(DO THIS) Repeat verbatim every line of the material, beginning at the line that holds "Serialize everything readable" and ending at its last line.

Dataset records:

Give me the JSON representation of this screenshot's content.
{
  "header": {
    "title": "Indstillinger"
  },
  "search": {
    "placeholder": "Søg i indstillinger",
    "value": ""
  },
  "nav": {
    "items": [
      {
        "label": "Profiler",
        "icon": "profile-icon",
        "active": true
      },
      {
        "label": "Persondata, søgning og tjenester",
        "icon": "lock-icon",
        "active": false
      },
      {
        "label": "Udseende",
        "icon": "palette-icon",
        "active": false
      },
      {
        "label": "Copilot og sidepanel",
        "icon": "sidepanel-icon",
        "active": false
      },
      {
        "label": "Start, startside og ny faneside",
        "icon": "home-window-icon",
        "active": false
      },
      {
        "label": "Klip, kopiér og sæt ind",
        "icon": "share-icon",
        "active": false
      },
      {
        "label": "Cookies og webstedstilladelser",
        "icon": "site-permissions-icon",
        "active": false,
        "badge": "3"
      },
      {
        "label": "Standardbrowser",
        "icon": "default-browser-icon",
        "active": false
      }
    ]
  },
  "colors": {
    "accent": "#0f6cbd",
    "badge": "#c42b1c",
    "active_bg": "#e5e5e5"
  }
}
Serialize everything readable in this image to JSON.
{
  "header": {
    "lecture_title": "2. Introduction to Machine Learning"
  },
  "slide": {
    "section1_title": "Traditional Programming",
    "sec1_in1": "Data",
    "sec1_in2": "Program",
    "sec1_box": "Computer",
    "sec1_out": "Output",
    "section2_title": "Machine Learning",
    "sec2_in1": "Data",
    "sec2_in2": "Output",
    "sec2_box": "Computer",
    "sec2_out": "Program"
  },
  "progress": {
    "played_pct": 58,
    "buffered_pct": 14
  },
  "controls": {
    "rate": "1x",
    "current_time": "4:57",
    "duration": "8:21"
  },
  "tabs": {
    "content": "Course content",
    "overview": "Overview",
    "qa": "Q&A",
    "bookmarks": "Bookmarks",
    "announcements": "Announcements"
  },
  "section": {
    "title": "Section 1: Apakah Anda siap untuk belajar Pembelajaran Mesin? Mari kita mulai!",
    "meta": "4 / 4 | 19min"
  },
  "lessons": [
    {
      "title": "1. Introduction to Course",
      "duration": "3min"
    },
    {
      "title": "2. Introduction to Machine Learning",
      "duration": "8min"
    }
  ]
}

(SOLUTION TO THIS EXERCISE)
Serialize everything readable in this image to JSON.
{
  "header": {
    "lecture_title": "2. Introduction to Machine Learning"
  },
  "slide": {
    "section1_title": "Traditional Programming",
    "sec1_in1": "Data",
    "sec1_in2": "Program",
    "sec1_box": "Computer",
    "sec1_out": "Output",
    "section2_title": "Machine Learning",
    "sec2_in1": "Data",
    "sec2_in2": "Output",
    "sec2_box": "Computer",
    "sec2_out": "Program"
  },
  "progress": {
    "played_pct": 58,
    "buffered_pct": 14
  },
  "controls": {
    "rate": "1x",
    "current_time": "4:57",
    "duration": "8:21"
  },
  "tabs": {
    "content": "Course content",
    "overview": "Overview",
    "qa": "Q&A",
    "bookmarks": "Bookmarks",
    "announcements": "Announcements"
  },
  "section": {
    "title": "Section 1: Apakah Anda siap untuk belajar Pembelajaran Mesin? Mari kita mulai!",
    "meta": "4 / 4 | 19min"
  },
  "lessons": [
    {
      "title": "1. Introduction to Course",
      "duration": "3min"
    },
    {
      "title": "2. Introduction to Machine Learning",
      "duration": "8min"
    }
  ]
}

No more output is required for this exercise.